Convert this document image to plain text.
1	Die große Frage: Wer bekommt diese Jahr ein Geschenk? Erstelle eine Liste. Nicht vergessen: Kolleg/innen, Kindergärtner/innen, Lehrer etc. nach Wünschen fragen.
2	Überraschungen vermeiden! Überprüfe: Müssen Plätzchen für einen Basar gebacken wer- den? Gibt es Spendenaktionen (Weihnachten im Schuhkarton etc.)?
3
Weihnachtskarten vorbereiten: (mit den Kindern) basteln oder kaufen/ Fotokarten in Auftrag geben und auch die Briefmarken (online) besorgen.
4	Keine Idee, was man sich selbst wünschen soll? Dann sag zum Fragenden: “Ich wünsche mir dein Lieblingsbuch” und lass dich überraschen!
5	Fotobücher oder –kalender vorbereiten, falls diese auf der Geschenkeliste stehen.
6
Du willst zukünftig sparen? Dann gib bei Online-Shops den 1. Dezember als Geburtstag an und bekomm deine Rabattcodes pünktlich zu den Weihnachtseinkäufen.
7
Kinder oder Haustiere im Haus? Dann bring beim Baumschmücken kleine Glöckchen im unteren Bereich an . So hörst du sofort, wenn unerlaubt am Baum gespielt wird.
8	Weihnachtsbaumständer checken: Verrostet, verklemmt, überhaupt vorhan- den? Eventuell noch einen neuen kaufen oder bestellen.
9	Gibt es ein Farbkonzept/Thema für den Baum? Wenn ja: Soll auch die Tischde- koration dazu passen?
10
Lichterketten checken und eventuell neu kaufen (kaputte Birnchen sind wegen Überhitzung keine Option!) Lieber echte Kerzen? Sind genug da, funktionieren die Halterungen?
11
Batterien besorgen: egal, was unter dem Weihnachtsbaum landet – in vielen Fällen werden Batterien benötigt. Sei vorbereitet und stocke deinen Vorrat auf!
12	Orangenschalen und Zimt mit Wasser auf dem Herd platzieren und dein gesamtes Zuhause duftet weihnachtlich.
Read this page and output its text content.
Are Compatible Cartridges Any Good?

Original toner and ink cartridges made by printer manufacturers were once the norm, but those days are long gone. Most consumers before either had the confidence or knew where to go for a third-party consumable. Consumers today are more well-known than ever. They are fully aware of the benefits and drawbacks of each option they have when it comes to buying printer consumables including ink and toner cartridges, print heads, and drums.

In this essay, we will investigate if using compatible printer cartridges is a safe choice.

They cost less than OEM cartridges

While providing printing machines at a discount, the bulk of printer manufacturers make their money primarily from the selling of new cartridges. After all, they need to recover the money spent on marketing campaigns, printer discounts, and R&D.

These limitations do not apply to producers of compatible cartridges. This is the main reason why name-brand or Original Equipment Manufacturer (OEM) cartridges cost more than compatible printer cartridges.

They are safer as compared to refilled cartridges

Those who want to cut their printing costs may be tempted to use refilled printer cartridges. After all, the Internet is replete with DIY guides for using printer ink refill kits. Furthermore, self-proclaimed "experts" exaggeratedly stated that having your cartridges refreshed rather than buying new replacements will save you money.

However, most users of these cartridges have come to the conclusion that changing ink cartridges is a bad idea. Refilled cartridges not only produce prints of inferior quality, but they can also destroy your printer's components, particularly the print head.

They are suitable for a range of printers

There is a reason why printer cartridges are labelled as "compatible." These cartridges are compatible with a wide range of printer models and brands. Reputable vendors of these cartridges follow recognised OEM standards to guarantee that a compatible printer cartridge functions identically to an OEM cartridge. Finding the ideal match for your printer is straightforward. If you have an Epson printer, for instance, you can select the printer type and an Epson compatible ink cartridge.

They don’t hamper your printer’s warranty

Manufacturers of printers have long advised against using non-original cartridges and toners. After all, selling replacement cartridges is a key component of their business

########

PROBLEM:
Check each line of the records above for "printing", and copy those that have it.

RESULT:
While providing printing machines at a discount, the bulk of printer manufacturers make their money primarily from the selling of new cartridges. After all, they need to recover the money spent on marketing campaigns, printer discounts, and R&D.
Those who want to cut their printing costs may be tempted to use refilled printer cartridges. After all, the Internet is replete with DIY guides for using printer ink refill kits. Furthermore, self-proclaimed "experts" exaggeratedly stated that having your cartridges refreshed rather than buying new replacements will save you money.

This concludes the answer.